- **TASK DIRECTIONS**
Can you print the data exactly and leave out each image?

- **INPUT ROWS**
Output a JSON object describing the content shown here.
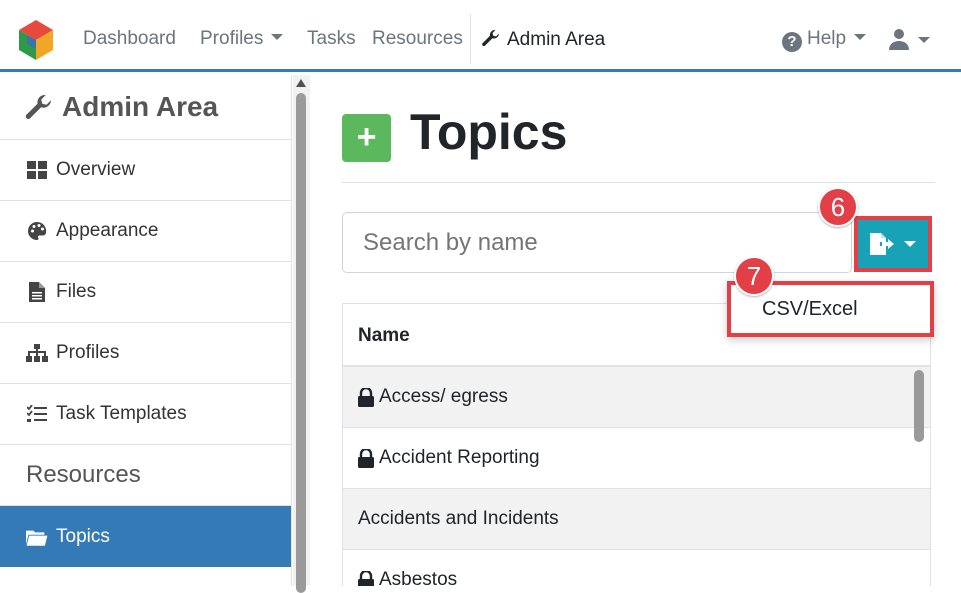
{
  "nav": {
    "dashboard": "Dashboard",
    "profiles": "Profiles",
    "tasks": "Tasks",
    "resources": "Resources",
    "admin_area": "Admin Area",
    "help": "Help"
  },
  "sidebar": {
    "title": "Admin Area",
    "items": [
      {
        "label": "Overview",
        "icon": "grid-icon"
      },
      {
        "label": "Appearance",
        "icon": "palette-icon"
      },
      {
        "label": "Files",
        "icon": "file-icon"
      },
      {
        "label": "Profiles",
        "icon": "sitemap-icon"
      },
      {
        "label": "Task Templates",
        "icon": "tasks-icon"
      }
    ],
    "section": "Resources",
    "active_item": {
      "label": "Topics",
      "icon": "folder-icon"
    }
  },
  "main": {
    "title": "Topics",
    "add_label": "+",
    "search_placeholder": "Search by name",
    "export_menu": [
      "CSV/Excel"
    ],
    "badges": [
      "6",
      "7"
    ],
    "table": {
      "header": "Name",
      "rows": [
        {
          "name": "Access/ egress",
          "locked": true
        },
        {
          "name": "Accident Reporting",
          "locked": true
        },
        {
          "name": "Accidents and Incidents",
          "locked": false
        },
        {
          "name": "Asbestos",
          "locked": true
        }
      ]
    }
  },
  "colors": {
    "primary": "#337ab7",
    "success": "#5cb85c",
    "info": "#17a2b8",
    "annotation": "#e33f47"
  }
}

- **REPLY**
Output a JSON object describing the content shown here.
{
  "nav": {
    "dashboard": "Dashboard",
    "profiles": "Profiles",
    "tasks": "Tasks",
    "resources": "Resources",
    "admin_area": "Admin Area",
    "help": "Help"
  },
  "sidebar": {
    "title": "Admin Area",
    "items": [
      {
        "label": "Overview",
        "icon": "grid-icon"
      },
      {
        "label": "Appearance",
        "icon": "palette-icon"
      },
      {
        "label": "Files",
        "icon": "file-icon"
      },
      {
        "label": "Profiles",
        "icon": "sitemap-icon"
      },
      {
        "label": "Task Templates",
        "icon": "tasks-icon"
      }
    ],
    "section": "Resources",
    "active_item": {
      "label": "Topics",
      "icon": "folder-icon"
    }
  },
  "main": {
    "title": "Topics",
    "add_label": "+",
    "search_placeholder": "Search by name",
    "export_menu": [
      "CSV/Excel"
    ],
    "badges": [
      "6",
      "7"
    ],
    "table": {
      "header": "Name",
      "rows": [
        {
          "name": "Access/ egress",
          "locked": true
        },
        {
          "name": "Accident Reporting",
          "locked": true
        },
        {
          "name": "Accidents and Incidents",
          "locked": false
        },
        {
          "name": "Asbestos",
          "locked": true
        }
      ]
    }
  },
  "colors": {
    "primary": "#337ab7",
    "success": "#5cb85c",
    "info": "#17a2b8",
    "annotation": "#e33f47"
  }
}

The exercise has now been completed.